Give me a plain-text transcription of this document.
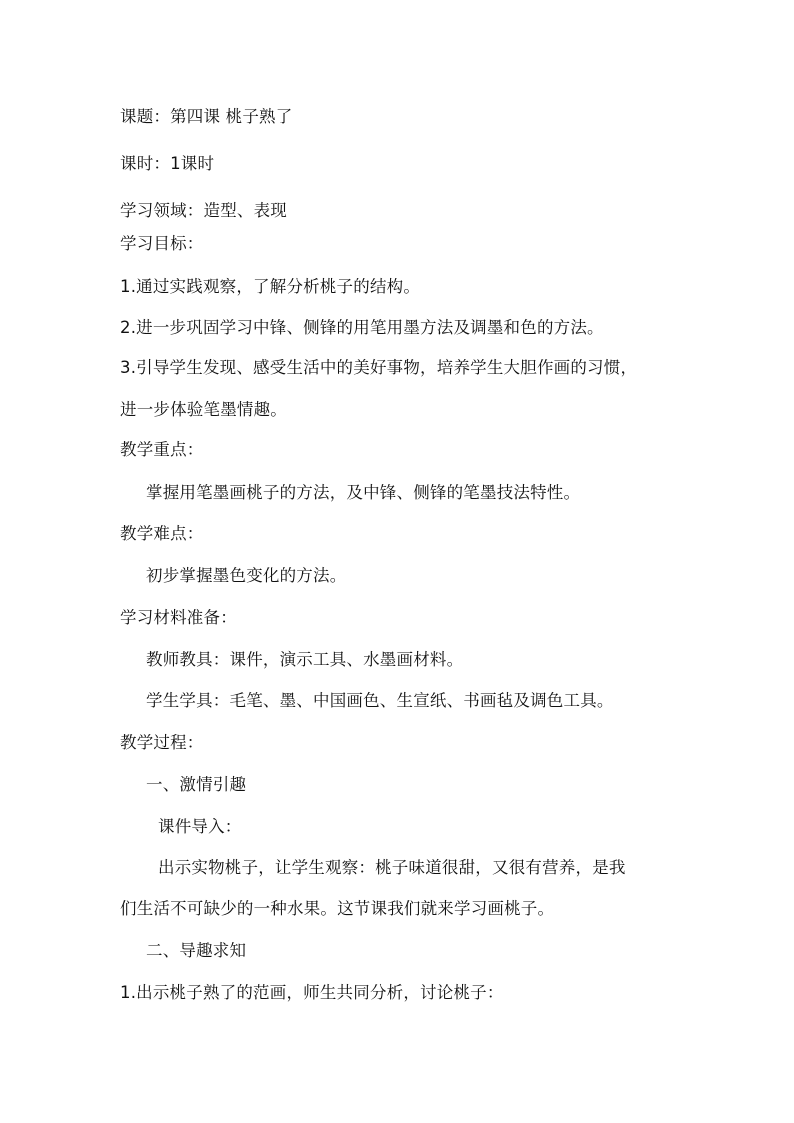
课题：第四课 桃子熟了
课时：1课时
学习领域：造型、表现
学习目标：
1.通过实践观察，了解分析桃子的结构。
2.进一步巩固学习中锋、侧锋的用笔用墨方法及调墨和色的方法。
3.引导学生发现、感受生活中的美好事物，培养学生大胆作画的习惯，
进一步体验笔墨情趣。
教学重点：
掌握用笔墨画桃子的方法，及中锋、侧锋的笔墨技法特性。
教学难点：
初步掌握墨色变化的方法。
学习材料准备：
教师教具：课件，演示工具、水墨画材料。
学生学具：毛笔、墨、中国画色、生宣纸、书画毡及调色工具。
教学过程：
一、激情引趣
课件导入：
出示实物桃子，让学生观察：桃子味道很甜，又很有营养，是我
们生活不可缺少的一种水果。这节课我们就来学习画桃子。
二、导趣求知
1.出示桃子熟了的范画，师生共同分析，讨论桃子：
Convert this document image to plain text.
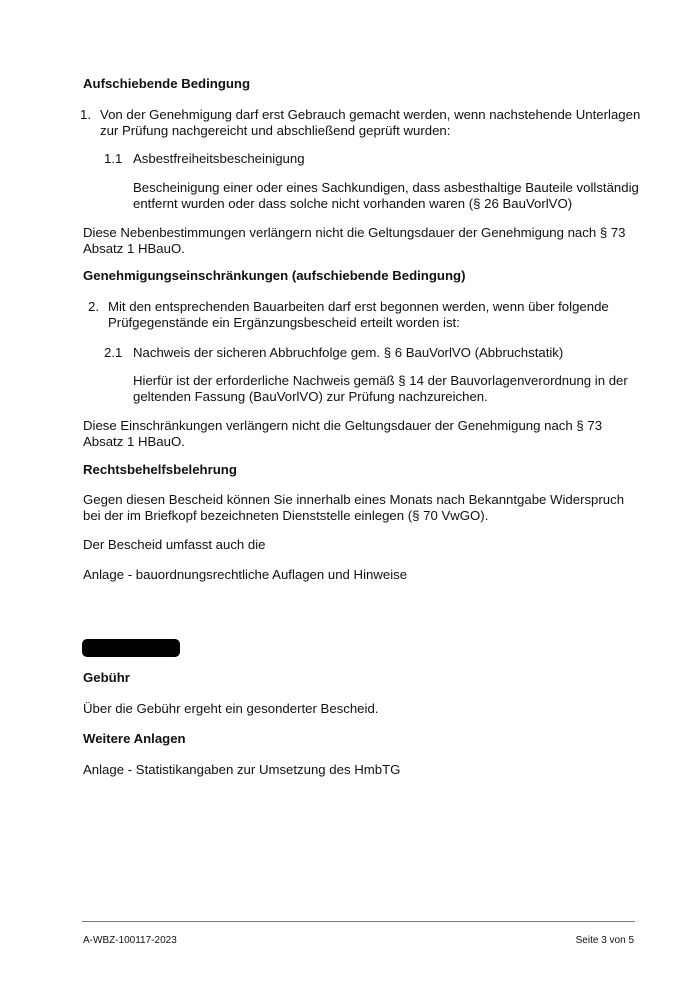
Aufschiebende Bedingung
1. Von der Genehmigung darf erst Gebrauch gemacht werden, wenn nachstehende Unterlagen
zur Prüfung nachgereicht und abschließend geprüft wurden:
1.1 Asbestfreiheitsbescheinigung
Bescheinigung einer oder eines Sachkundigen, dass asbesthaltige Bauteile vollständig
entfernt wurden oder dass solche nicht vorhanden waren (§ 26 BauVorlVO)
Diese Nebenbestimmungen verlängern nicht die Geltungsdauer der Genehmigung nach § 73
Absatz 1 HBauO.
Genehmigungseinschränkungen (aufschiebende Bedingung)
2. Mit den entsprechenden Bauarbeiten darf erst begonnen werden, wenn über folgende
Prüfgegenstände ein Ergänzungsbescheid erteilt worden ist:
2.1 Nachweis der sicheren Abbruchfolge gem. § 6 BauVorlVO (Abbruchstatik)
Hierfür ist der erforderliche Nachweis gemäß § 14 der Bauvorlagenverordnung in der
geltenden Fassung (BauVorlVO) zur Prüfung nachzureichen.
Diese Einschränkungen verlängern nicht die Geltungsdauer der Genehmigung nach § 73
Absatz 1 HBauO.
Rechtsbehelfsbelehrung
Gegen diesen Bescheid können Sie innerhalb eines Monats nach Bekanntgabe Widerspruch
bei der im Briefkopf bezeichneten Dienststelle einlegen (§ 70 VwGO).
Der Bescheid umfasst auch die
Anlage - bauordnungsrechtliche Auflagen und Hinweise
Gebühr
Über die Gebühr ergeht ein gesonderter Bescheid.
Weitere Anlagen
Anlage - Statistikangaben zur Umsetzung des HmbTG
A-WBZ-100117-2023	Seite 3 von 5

⁂

#### [TASK OBJECTIVE]
In the records above, locate the line containing "Convert this document image to plain text.", then copy exactly that line and every line after it through the end, omitting pictures.

#### [WRITTEN REPLY]
Convert this document image to plain text.
Aufschiebende Bedingung
1. Von der Genehmigung darf erst Gebrauch gemacht werden, wenn nachstehende Unterlagen
zur Prüfung nachgereicht und abschließend geprüft wurden:
1.1 Asbestfreiheitsbescheinigung
Bescheinigung einer oder eines Sachkundigen, dass asbesthaltige Bauteile vollständig
entfernt wurden oder dass solche nicht vorhanden waren (§ 26 BauVorlVO)
Diese Nebenbestimmungen verlängern nicht die Geltungsdauer der Genehmigung nach § 73
Absatz 1 HBauO.
Genehmigungseinschränkungen (aufschiebende Bedingung)
2. Mit den entsprechenden Bauarbeiten darf erst begonnen werden, wenn über folgende
Prüfgegenstände ein Ergänzungsbescheid erteilt worden ist:
2.1 Nachweis der sicheren Abbruchfolge gem. § 6 BauVorlVO (Abbruchstatik)
Hierfür ist der erforderliche Nachweis gemäß § 14 der Bauvorlagenverordnung in der
geltenden Fassung (BauVorlVO) zur Prüfung nachzureichen.
Diese Einschränkungen verlängern nicht die Geltungsdauer der Genehmigung nach § 73
Absatz 1 HBauO.
Rechtsbehelfsbelehrung
Gegen diesen Bescheid können Sie innerhalb eines Monats nach Bekanntgabe Widerspruch
bei der im Briefkopf bezeichneten Dienststelle einlegen (§ 70 VwGO).
Der Bescheid umfasst auch die
Anlage - bauordnungsrechtliche Auflagen und Hinweise
Gebühr
Über die Gebühr ergeht ein gesonderter Bescheid.
Weitere Anlagen
Anlage - Statistikangaben zur Umsetzung des HmbTG
A-WBZ-100117-2023	Seite 3 von 5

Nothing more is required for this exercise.